• [Stored rows]:
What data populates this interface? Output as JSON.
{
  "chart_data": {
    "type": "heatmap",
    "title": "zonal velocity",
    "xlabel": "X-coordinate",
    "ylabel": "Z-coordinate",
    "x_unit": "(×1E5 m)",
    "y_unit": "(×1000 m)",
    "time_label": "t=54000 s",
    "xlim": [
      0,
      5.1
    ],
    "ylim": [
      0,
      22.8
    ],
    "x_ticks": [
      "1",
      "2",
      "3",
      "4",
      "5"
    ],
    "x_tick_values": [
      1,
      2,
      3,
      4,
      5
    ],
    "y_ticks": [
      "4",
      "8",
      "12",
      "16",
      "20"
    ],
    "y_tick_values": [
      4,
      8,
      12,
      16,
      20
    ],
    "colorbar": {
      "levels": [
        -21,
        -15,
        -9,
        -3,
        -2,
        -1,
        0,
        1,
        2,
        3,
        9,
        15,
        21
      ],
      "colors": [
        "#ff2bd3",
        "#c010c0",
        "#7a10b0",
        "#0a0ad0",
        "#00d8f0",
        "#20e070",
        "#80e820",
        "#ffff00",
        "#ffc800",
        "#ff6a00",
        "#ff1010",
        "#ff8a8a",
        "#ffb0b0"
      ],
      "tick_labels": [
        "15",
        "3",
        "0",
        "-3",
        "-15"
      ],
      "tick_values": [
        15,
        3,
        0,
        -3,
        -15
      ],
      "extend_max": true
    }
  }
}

• [Exercise requirements]: Using the records above, select and copy every line that has the word "coordinate".

• [Exercise solution]:
    "xlabel": "X-coordinate",
    "ylabel": "Z-coordinate",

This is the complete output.